THE INPUT:

══════════

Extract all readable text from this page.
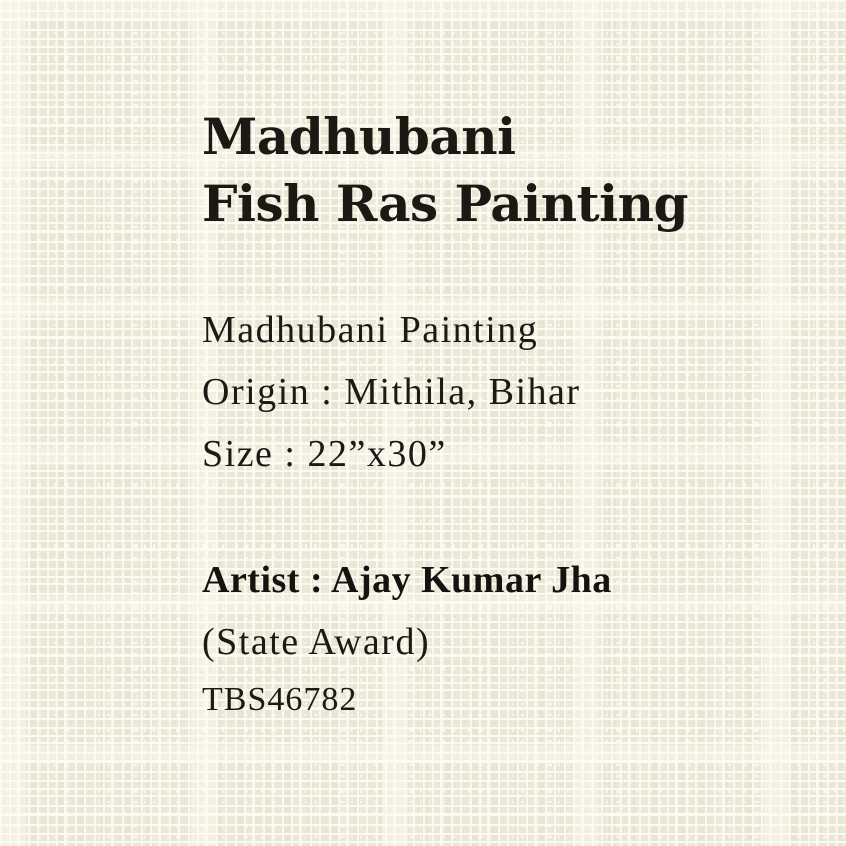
Madhubani
Fish Ras Painting
Madhubani Painting
Origin : Mithila, Bihar
Size : 22”x30”
Artist : Ajay Kumar Jha
(State Award)
TBS46782
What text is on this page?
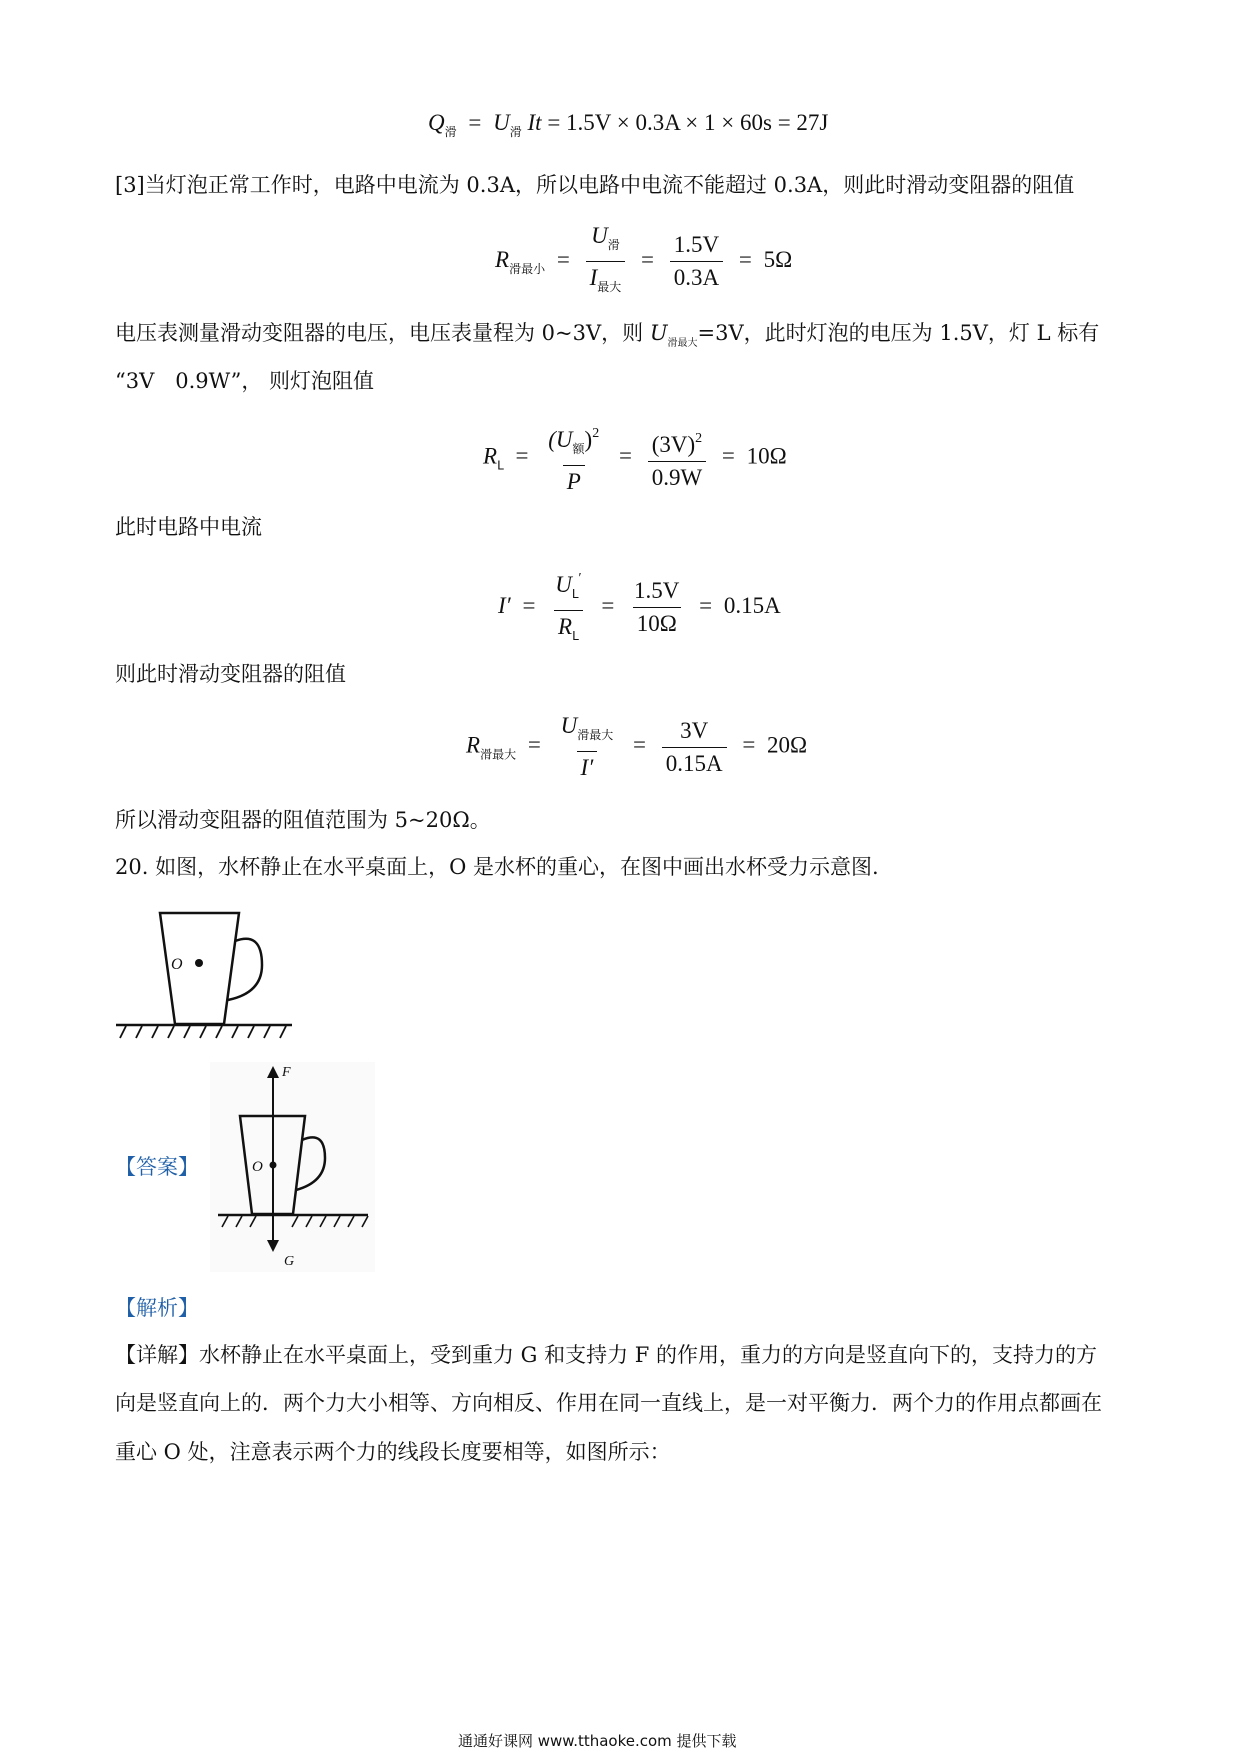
$Q_滑 = U_滑$ It = 1.5V × 0.3A × 1 × 60s = 27J
[3]当灯泡正常工作时，电路中电流为 0.3A，所以电路中电流不能超过 0.3A，则此时滑动变阻器的阻值
$R_{滑最小} = \frac{U_滑}{I_{最大}} = \frac{1.5V}{0.3A} = 5\Omega$
电压表测量滑动变阻器的电压，电压表量程为 0~3V，则 $U_{滑最大}=3V$，此时灯泡的电压为 1.5V，灯 L 标有
“3V　0.9W”， 则灯泡阻值
$R_L = \frac{(U_额)^2}{P} = \frac{(3V)^2}{0.9W} = 10\Omega$
此时电路中电流
$I' = \frac{U_L'}{R_L} = \frac{1.5V}{10\Omega} = 0.15A$
则此时滑动变阻器的阻值
$R_{滑最大} = \frac{U_{滑最大}}{I'} = \frac{3V}{0.15A} = 20\Omega$
所以滑动变阻器的阻值范围为 5~20Ω。
20. 如图，水杯静止在水平桌面上，O 是水杯的重心，在图中画出水杯受力示意图.
O
【答案】	O
F
G
【解析】
【详解】水杯静止在水平桌面上，受到重力 G 和支持力 F 的作用，重力的方向是竖直向下的，支持力的方
向是竖直向上的．两个力大小相等、方向相反、作用在同一直线上，是一对平衡力．两个力的作用点都画在
重心 O 处，注意表示两个力的线段长度要相等，如图所示：
通通好课网 www.tthaoke.com 提供下载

══════════

WHAT YOU SHOULD DO: Return every line from the records above that holds the word "this".

RESPONSE TO THE TASK:
Extract all readable text from this page.
What text is on this page?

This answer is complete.